*Directions for this task*.
Each line of the material below that holds the word "screenshot" needs to be copied.

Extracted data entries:
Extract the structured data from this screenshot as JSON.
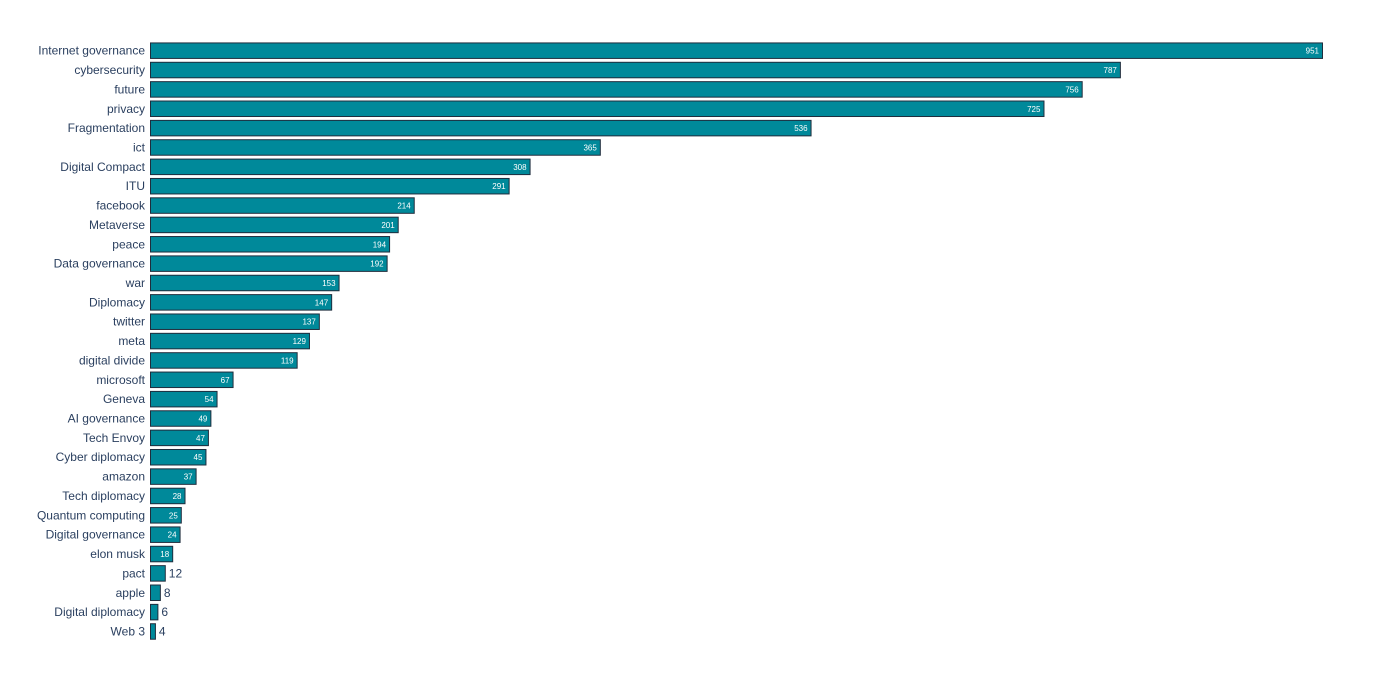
{
  "chart_data": {
    "type": "bar",
    "orientation": "horizontal",
    "bar_color": "#00899a",
    "bar_edge_color": "#1f2d3d",
    "label_color": "#2a3f5f",
    "categories": [
      "Internet governance",
      "cybersecurity",
      "future",
      "privacy",
      "Fragmentation",
      "ict",
      "Digital Compact",
      "ITU",
      "facebook",
      "Metaverse",
      "peace",
      "Data governance",
      "war",
      "Diplomacy",
      "twitter",
      "meta",
      "digital divide",
      "microsoft",
      "Geneva",
      "AI governance",
      "Tech Envoy",
      "Cyber diplomacy",
      "amazon",
      "Tech diplomacy",
      "Quantum computing",
      "Digital governance",
      "elon musk",
      "pact",
      "apple",
      "Digital diplomacy",
      "Web 3"
    ],
    "values": [
      951,
      787,
      756,
      725,
      536,
      365,
      308,
      291,
      214,
      201,
      194,
      192,
      153,
      147,
      137,
      129,
      119,
      67,
      54,
      49,
      47,
      45,
      37,
      28,
      25,
      24,
      18,
      12,
      8,
      6,
      4
    ],
    "xlim": [
      0,
      951
    ],
    "grid": false,
    "legend": "none"
  }
}
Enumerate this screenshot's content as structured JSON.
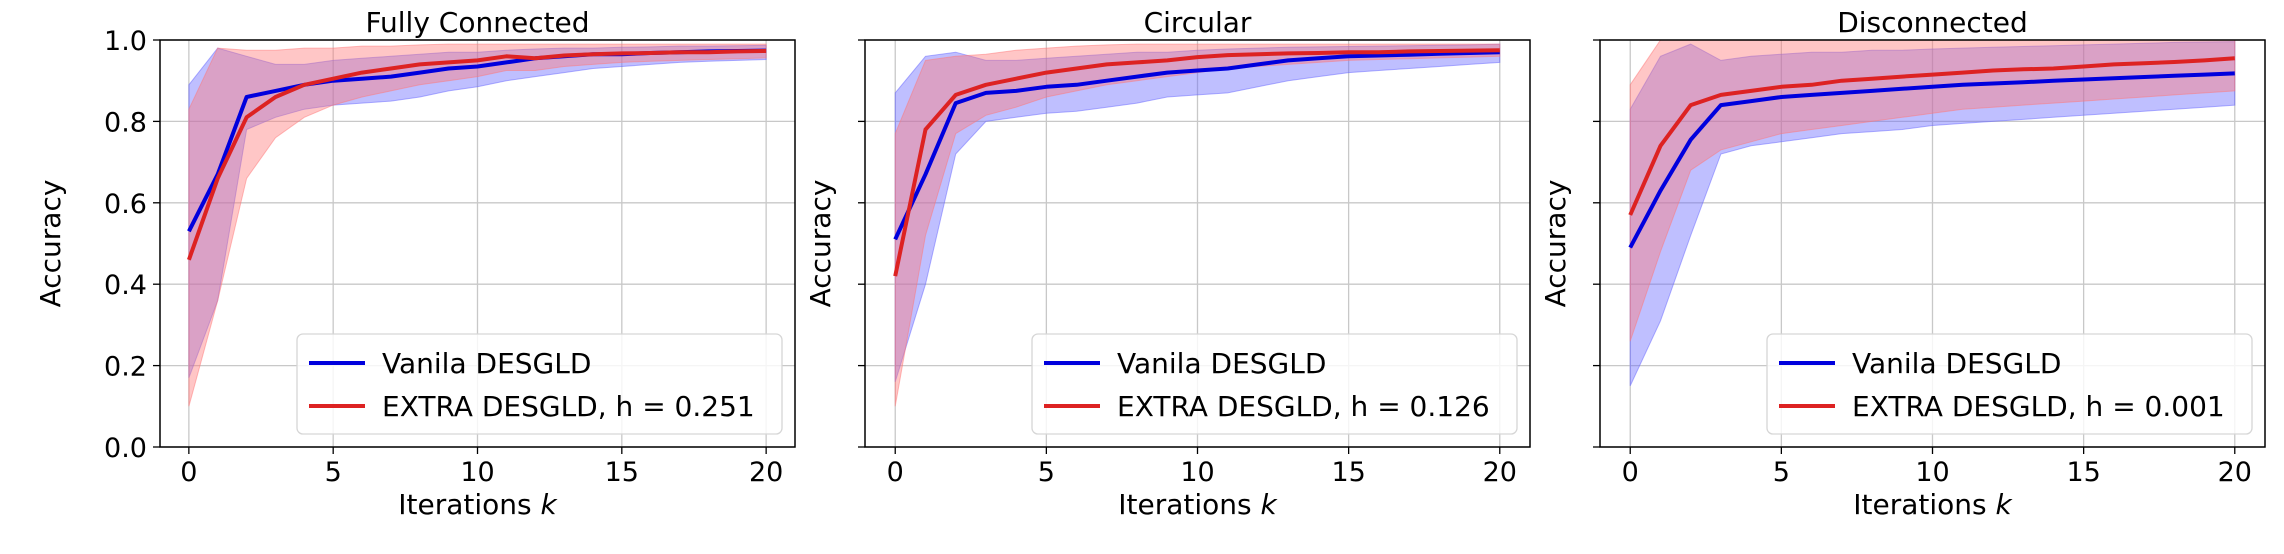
{
  "colors": {
    "vanilla": "#0000dd",
    "vanilla_band": "#6666ff",
    "extra": "#dd2222",
    "extra_band": "#ff7777",
    "grid": "#c8c8c8"
  },
  "chart_data": [
    {
      "type": "line",
      "title": "Fully Connected",
      "xlabel": "Iterations",
      "xlabel_var": "k",
      "ylabel": "Accuracy",
      "xlim": [
        -1,
        21
      ],
      "ylim": [
        0,
        1
      ],
      "xticks": [
        0,
        5,
        10,
        15,
        20
      ],
      "yticks": [
        0.0,
        0.2,
        0.4,
        0.6,
        0.8,
        1.0
      ],
      "ytick_labels": [
        "0.0",
        "0.2",
        "0.4",
        "0.6",
        "0.8",
        "1.0"
      ],
      "grid": true,
      "legend_position": "lower right",
      "series": [
        {
          "name": "Vanila DESGLD",
          "x": [
            0,
            1,
            2,
            3,
            4,
            5,
            6,
            7,
            8,
            9,
            10,
            11,
            12,
            13,
            14,
            15,
            16,
            17,
            18,
            19,
            20
          ],
          "values": [
            0.53,
            0.67,
            0.86,
            0.875,
            0.89,
            0.9,
            0.905,
            0.91,
            0.92,
            0.93,
            0.935,
            0.945,
            0.955,
            0.96,
            0.965,
            0.965,
            0.968,
            0.97,
            0.972,
            0.973,
            0.974
          ],
          "upper": [
            0.89,
            0.98,
            0.96,
            0.94,
            0.94,
            0.95,
            0.955,
            0.96,
            0.965,
            0.97,
            0.97,
            0.975,
            0.978,
            0.98,
            0.98,
            0.982,
            0.983,
            0.985,
            0.985,
            0.986,
            0.987
          ],
          "lower": [
            0.17,
            0.36,
            0.78,
            0.81,
            0.83,
            0.84,
            0.845,
            0.85,
            0.86,
            0.875,
            0.885,
            0.9,
            0.91,
            0.92,
            0.93,
            0.935,
            0.94,
            0.945,
            0.948,
            0.95,
            0.952
          ]
        },
        {
          "name": "EXTRA DESGLD, h = 0.251",
          "x": [
            0,
            1,
            2,
            3,
            4,
            5,
            6,
            7,
            8,
            9,
            10,
            11,
            12,
            13,
            14,
            15,
            16,
            17,
            18,
            19,
            20
          ],
          "values": [
            0.46,
            0.66,
            0.81,
            0.86,
            0.89,
            0.905,
            0.92,
            0.93,
            0.94,
            0.945,
            0.95,
            0.96,
            0.955,
            0.962,
            0.965,
            0.967,
            0.968,
            0.97,
            0.97,
            0.972,
            0.973
          ],
          "upper": [
            0.83,
            0.98,
            0.975,
            0.975,
            0.98,
            0.98,
            0.985,
            0.985,
            0.988,
            0.99,
            0.99,
            0.99,
            0.99,
            0.99,
            0.99,
            0.99,
            0.99,
            0.99,
            0.99,
            0.99,
            0.99
          ],
          "lower": [
            0.1,
            0.36,
            0.66,
            0.76,
            0.81,
            0.84,
            0.86,
            0.875,
            0.89,
            0.9,
            0.91,
            0.925,
            0.925,
            0.935,
            0.94,
            0.945,
            0.948,
            0.95,
            0.952,
            0.954,
            0.956
          ]
        }
      ]
    },
    {
      "type": "line",
      "title": "Circular",
      "xlabel": "Iterations",
      "xlabel_var": "k",
      "ylabel": "Accuracy",
      "xlim": [
        -1,
        21
      ],
      "ylim": [
        0,
        1
      ],
      "xticks": [
        0,
        5,
        10,
        15,
        20
      ],
      "yticks": [
        0.0,
        0.2,
        0.4,
        0.6,
        0.8,
        1.0
      ],
      "ytick_labels": [],
      "grid": true,
      "legend_position": "lower right",
      "series": [
        {
          "name": "Vanila DESGLD",
          "x": [
            0,
            1,
            2,
            3,
            4,
            5,
            6,
            7,
            8,
            9,
            10,
            11,
            12,
            13,
            14,
            15,
            16,
            17,
            18,
            19,
            20
          ],
          "values": [
            0.51,
            0.67,
            0.845,
            0.87,
            0.875,
            0.885,
            0.89,
            0.9,
            0.91,
            0.92,
            0.925,
            0.93,
            0.94,
            0.95,
            0.955,
            0.96,
            0.962,
            0.964,
            0.966,
            0.968,
            0.97
          ],
          "upper": [
            0.87,
            0.96,
            0.97,
            0.95,
            0.95,
            0.955,
            0.96,
            0.965,
            0.97,
            0.97,
            0.975,
            0.978,
            0.98,
            0.982,
            0.983,
            0.984,
            0.985,
            0.986,
            0.987,
            0.988,
            0.99
          ],
          "lower": [
            0.16,
            0.4,
            0.72,
            0.8,
            0.81,
            0.82,
            0.825,
            0.835,
            0.845,
            0.86,
            0.865,
            0.87,
            0.885,
            0.9,
            0.91,
            0.92,
            0.925,
            0.93,
            0.935,
            0.94,
            0.945
          ]
        },
        {
          "name": "EXTRA DESGLD, h = 0.126",
          "x": [
            0,
            1,
            2,
            3,
            4,
            5,
            6,
            7,
            8,
            9,
            10,
            11,
            12,
            13,
            14,
            15,
            16,
            17,
            18,
            19,
            20
          ],
          "values": [
            0.42,
            0.78,
            0.865,
            0.89,
            0.905,
            0.92,
            0.93,
            0.94,
            0.945,
            0.95,
            0.958,
            0.963,
            0.965,
            0.967,
            0.968,
            0.97,
            0.97,
            0.972,
            0.973,
            0.974,
            0.975
          ],
          "upper": [
            0.77,
            0.95,
            0.96,
            0.965,
            0.975,
            0.98,
            0.985,
            0.988,
            0.99,
            0.99,
            0.99,
            0.99,
            0.99,
            0.99,
            0.99,
            0.99,
            0.99,
            0.99,
            0.99,
            0.99,
            0.99
          ],
          "lower": [
            0.1,
            0.52,
            0.77,
            0.815,
            0.835,
            0.86,
            0.875,
            0.89,
            0.9,
            0.91,
            0.92,
            0.93,
            0.935,
            0.94,
            0.945,
            0.95,
            0.952,
            0.954,
            0.956,
            0.958,
            0.96
          ]
        }
      ]
    },
    {
      "type": "line",
      "title": "Disconnected",
      "xlabel": "Iterations",
      "xlabel_var": "k",
      "ylabel": "Accuracy",
      "xlim": [
        -1,
        21
      ],
      "ylim": [
        0,
        1
      ],
      "xticks": [
        0,
        5,
        10,
        15,
        20
      ],
      "yticks": [
        0.0,
        0.2,
        0.4,
        0.6,
        0.8,
        1.0
      ],
      "ytick_labels": [],
      "grid": true,
      "legend_position": "lower right",
      "series": [
        {
          "name": "Vanila DESGLD",
          "x": [
            0,
            1,
            2,
            3,
            4,
            5,
            6,
            7,
            8,
            9,
            10,
            11,
            12,
            13,
            14,
            15,
            16,
            17,
            18,
            19,
            20
          ],
          "values": [
            0.49,
            0.63,
            0.755,
            0.84,
            0.85,
            0.86,
            0.865,
            0.87,
            0.875,
            0.88,
            0.885,
            0.89,
            0.893,
            0.896,
            0.9,
            0.903,
            0.906,
            0.909,
            0.912,
            0.915,
            0.918
          ],
          "upper": [
            0.83,
            0.96,
            0.99,
            0.95,
            0.96,
            0.965,
            0.97,
            0.97,
            0.975,
            0.975,
            0.978,
            0.98,
            0.982,
            0.984,
            0.986,
            0.988,
            0.99,
            0.992,
            0.994,
            0.995,
            0.996
          ],
          "lower": [
            0.15,
            0.31,
            0.52,
            0.72,
            0.74,
            0.75,
            0.76,
            0.77,
            0.775,
            0.78,
            0.79,
            0.795,
            0.8,
            0.805,
            0.81,
            0.815,
            0.82,
            0.825,
            0.83,
            0.835,
            0.84
          ]
        },
        {
          "name": "EXTRA DESGLD, h = 0.001",
          "x": [
            0,
            1,
            2,
            3,
            4,
            5,
            6,
            7,
            8,
            9,
            10,
            11,
            12,
            13,
            14,
            15,
            16,
            17,
            18,
            19,
            20
          ],
          "values": [
            0.57,
            0.74,
            0.84,
            0.865,
            0.875,
            0.885,
            0.89,
            0.9,
            0.905,
            0.91,
            0.915,
            0.92,
            0.925,
            0.928,
            0.93,
            0.935,
            0.94,
            0.943,
            0.946,
            0.95,
            0.955
          ],
          "upper": [
            0.89,
            1.0,
            1.0,
            1.0,
            1.0,
            1.0,
            1.0,
            1.0,
            1.0,
            1.0,
            1.0,
            1.0,
            1.0,
            1.0,
            1.0,
            1.0,
            1.0,
            1.0,
            1.0,
            1.0,
            1.0
          ],
          "lower": [
            0.26,
            0.48,
            0.68,
            0.73,
            0.75,
            0.77,
            0.78,
            0.79,
            0.8,
            0.81,
            0.82,
            0.83,
            0.835,
            0.84,
            0.845,
            0.85,
            0.855,
            0.86,
            0.865,
            0.87,
            0.875
          ]
        }
      ]
    }
  ]
}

*Complete answer*.
Extract the structured data from this screenshot as JSON.
Enumerate this screenshot's content as structured JSON.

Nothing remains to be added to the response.